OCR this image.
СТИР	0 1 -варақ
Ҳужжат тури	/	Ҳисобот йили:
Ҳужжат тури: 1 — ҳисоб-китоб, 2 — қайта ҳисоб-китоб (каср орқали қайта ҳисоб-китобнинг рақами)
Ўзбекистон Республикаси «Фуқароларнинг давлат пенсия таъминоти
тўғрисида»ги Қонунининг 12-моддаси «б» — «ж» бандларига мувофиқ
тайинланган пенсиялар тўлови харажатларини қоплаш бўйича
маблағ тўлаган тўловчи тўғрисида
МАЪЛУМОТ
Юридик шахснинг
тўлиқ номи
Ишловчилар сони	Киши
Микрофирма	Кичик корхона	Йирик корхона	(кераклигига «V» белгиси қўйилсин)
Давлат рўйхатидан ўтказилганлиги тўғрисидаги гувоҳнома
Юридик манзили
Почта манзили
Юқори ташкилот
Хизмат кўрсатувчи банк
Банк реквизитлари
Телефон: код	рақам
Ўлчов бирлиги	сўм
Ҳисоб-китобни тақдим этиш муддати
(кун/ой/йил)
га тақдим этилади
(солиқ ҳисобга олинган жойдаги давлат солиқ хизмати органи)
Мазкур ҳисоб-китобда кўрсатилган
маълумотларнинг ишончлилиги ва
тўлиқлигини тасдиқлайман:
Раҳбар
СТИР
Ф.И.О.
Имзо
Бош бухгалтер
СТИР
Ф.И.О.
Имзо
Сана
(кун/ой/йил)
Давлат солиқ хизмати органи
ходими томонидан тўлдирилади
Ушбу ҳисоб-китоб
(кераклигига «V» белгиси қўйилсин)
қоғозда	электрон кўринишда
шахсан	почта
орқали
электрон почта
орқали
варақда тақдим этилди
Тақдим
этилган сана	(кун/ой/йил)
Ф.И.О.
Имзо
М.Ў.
• • • •
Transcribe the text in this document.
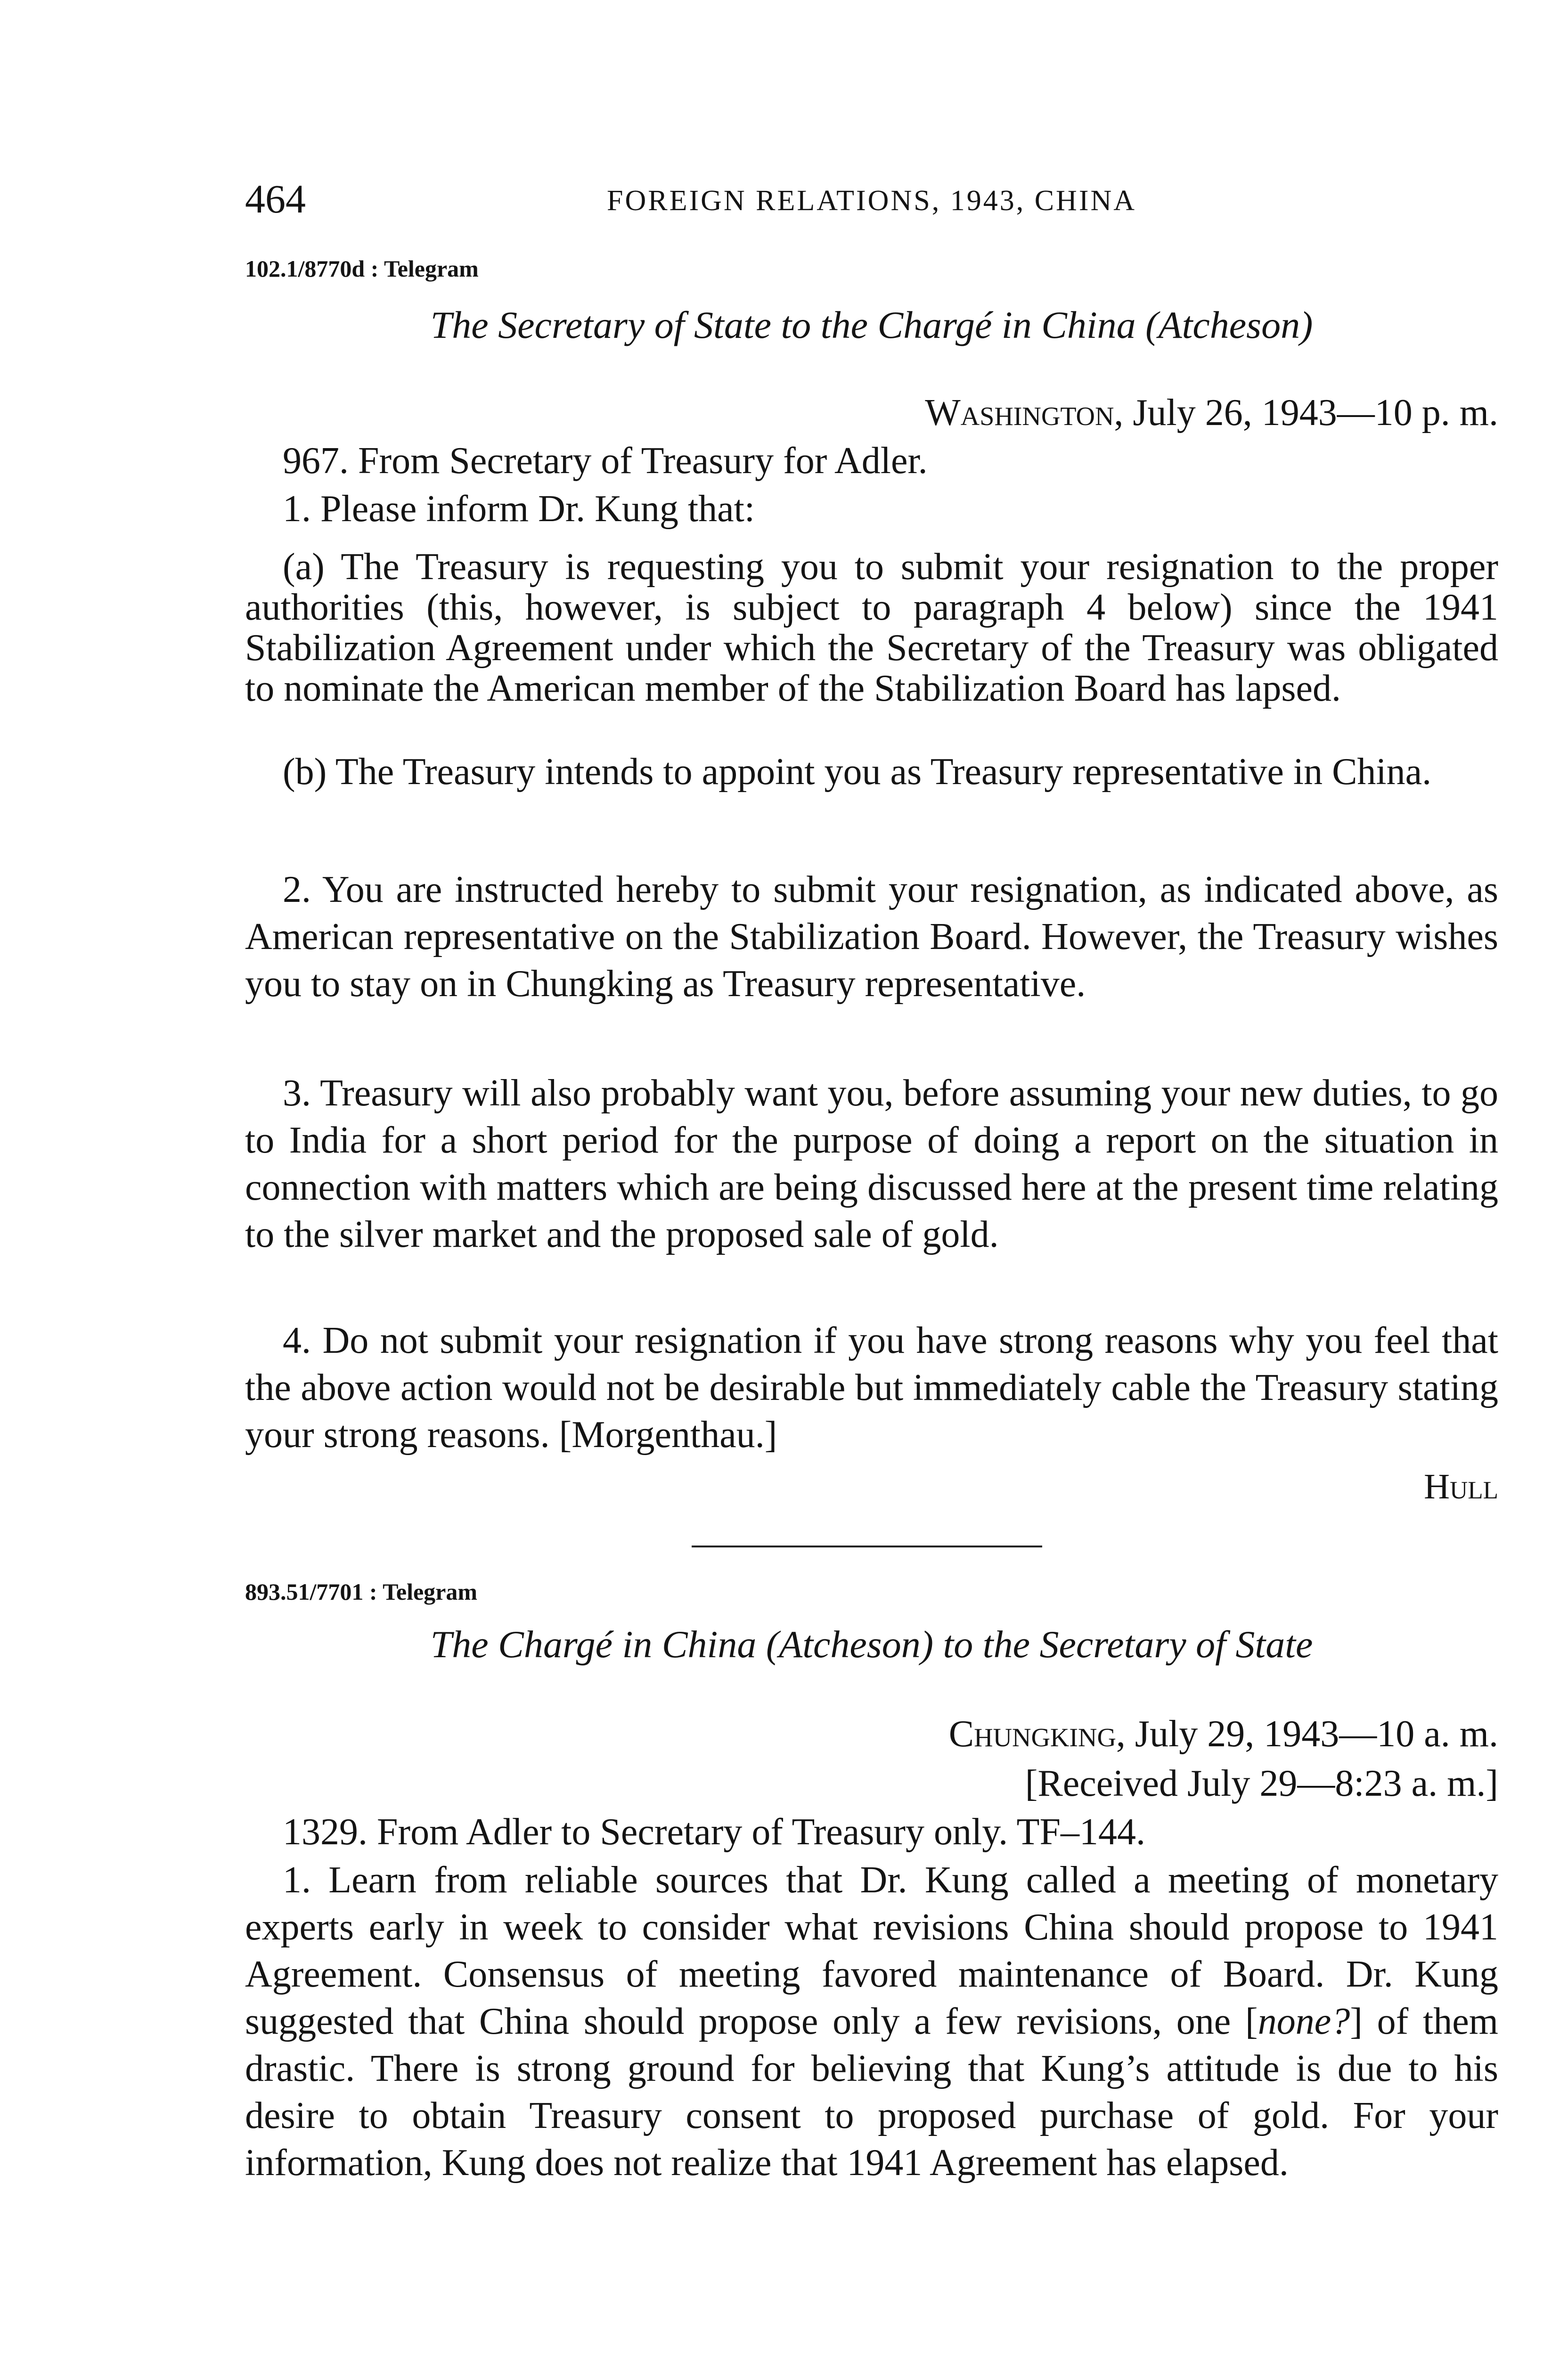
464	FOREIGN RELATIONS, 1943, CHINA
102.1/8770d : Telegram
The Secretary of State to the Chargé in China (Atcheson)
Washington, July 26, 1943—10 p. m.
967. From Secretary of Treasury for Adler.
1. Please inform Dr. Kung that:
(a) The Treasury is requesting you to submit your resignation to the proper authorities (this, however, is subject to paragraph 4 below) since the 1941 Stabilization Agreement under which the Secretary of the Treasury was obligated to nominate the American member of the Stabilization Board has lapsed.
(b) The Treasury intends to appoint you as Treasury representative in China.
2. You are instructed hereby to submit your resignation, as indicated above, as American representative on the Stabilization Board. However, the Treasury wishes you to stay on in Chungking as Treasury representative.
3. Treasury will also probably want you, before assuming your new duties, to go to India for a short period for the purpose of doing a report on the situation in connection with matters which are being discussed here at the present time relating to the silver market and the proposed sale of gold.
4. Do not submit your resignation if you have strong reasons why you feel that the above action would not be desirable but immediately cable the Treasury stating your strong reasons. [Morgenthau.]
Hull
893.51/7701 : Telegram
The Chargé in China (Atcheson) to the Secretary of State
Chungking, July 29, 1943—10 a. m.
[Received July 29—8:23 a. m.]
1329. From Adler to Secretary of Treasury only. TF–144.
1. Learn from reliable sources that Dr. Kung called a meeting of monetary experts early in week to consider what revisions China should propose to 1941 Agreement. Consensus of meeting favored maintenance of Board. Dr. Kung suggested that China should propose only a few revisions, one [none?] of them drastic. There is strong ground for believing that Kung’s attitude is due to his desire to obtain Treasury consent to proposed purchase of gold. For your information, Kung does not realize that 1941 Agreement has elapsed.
• • • •
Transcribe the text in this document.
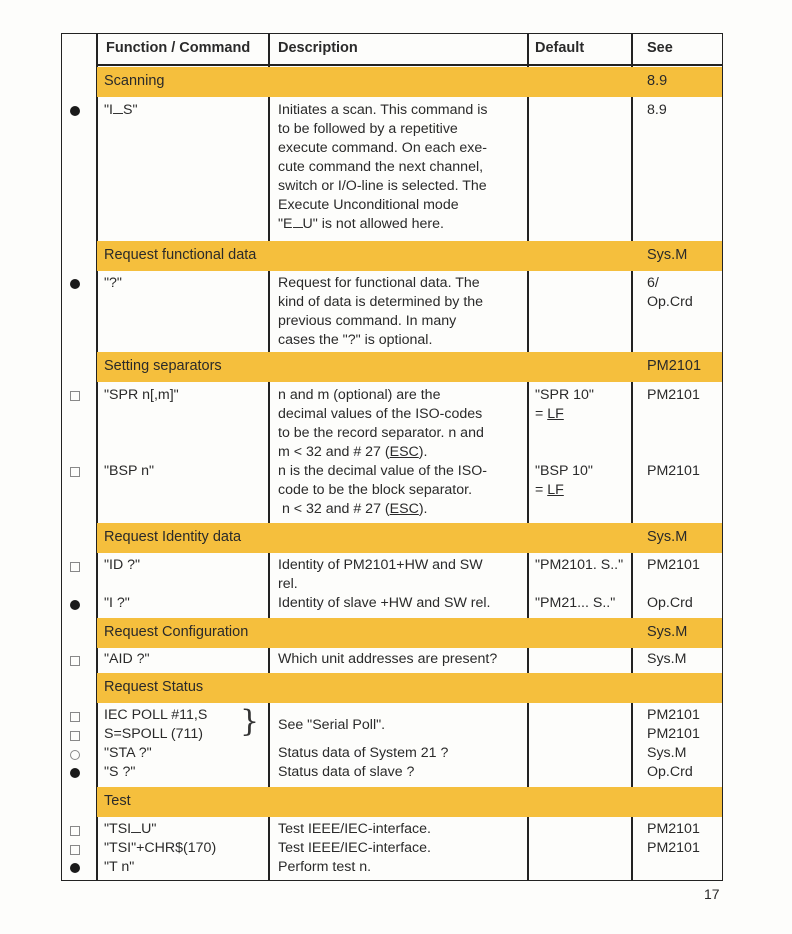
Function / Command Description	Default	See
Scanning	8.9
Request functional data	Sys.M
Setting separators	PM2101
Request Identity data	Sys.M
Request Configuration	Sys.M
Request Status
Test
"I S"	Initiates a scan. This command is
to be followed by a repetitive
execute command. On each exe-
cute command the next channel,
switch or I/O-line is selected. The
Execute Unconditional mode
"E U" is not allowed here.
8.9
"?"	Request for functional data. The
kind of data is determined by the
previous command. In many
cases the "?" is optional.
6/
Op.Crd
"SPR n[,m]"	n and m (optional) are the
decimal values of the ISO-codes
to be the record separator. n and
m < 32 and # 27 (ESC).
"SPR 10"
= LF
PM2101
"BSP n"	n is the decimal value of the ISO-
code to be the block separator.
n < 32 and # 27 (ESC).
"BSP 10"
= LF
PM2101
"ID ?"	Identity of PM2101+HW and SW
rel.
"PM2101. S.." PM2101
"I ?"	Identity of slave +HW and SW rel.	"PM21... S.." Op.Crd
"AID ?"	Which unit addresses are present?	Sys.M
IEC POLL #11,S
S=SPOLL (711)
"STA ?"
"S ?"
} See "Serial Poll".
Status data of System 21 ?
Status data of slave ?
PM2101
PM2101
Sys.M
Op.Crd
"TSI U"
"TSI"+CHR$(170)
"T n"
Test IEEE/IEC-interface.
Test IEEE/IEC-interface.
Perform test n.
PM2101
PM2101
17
• • • •
> **Exercise prompt**:
Give only the number of lines in the preceding material that contain the string "тури".

> **Answer**:
2